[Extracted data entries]
^^^^^^^^

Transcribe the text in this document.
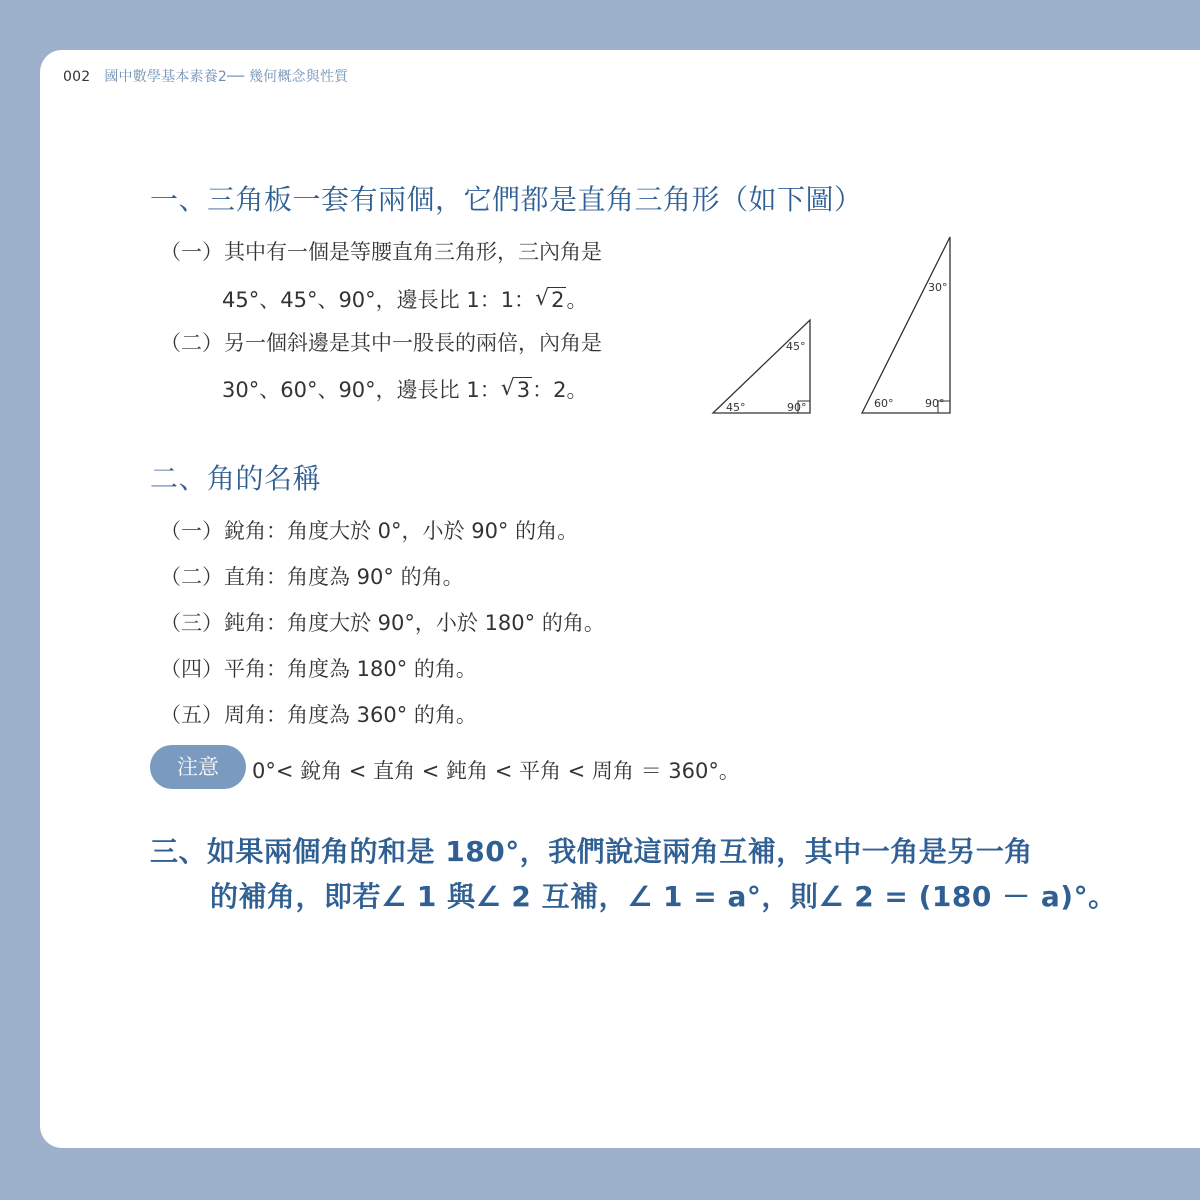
002 國中數學基本素養2── 幾何概念與性質
一、三角板一套有兩個，它們都是直角三角形（如下圖）
（一）其中有一個是等腰直角三角形，三內角是
45°、45°、90°，邊長比 1：1： √ 2。
（二）另一個斜邊是其中一股長的兩倍，內角是
30°、60°、90°，邊長比 1： √ 3：2。
45°
45°	90°
30°
60°	90°
二、角的名稱
（一）銳角：角度大於 0°，小於 90° 的角。
（二）直角：角度為 90° 的角。
（三）鈍角：角度大於 90°，小於 180° 的角。
（四）平角：角度為 180° 的角。
（五）周角：角度為 360° 的角。
注意	0°< 銳角 < 直角 < 鈍角 < 平角 < 周角 ＝ 360°。
三、如果兩個角的和是 180°，我們說這兩角互補，其中一角是另一角
的補角，即若∠ 1 與∠ 2 互補，∠ 1 = a°，則∠ 2 = (180 － a)°。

^^^^^^^^

• _Aim_
Spot every line that holds "角度大於" and copy it.

• _Reply to the exercise_
（一）銳角：角度大於 0°，小於 90° 的角。
（三）鈍角：角度大於 90°，小於 180° 的角。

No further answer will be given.